Say how many lines include "text", with no words around the number.
===============
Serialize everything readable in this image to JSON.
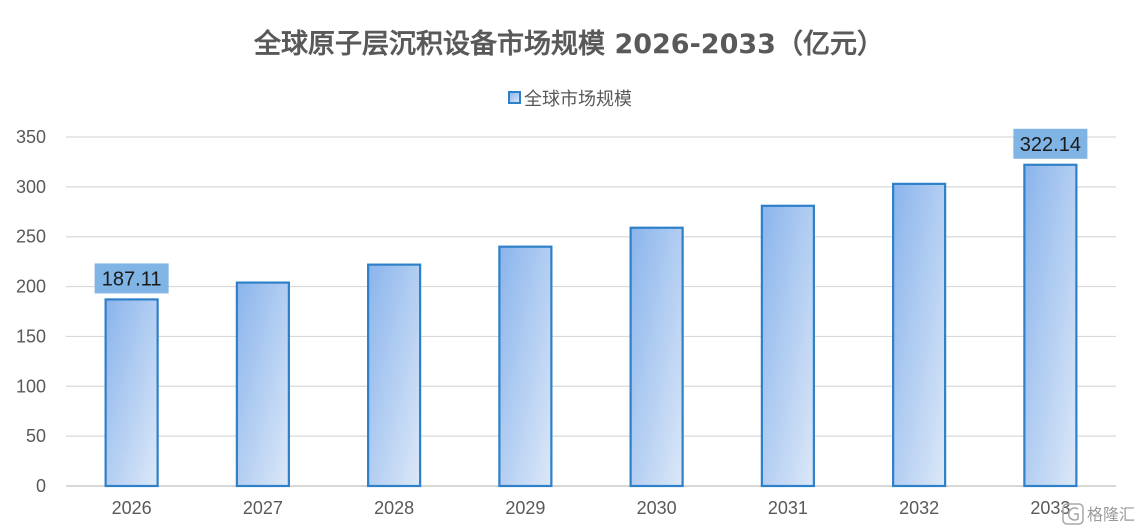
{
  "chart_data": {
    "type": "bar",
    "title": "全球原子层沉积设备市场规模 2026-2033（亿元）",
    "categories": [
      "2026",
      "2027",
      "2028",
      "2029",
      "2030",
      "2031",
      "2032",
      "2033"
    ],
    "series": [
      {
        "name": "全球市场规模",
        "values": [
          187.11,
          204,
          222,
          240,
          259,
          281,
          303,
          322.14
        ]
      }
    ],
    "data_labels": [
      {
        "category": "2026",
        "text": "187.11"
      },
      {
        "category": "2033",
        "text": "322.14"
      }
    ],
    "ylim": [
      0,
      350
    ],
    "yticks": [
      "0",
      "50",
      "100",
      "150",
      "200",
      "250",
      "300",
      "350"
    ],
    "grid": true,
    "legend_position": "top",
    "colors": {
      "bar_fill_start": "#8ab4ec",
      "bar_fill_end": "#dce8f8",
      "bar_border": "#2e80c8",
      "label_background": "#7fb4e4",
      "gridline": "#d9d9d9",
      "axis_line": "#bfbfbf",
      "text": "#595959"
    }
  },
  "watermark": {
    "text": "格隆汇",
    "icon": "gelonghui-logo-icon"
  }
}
===============
**Finished answer**:
4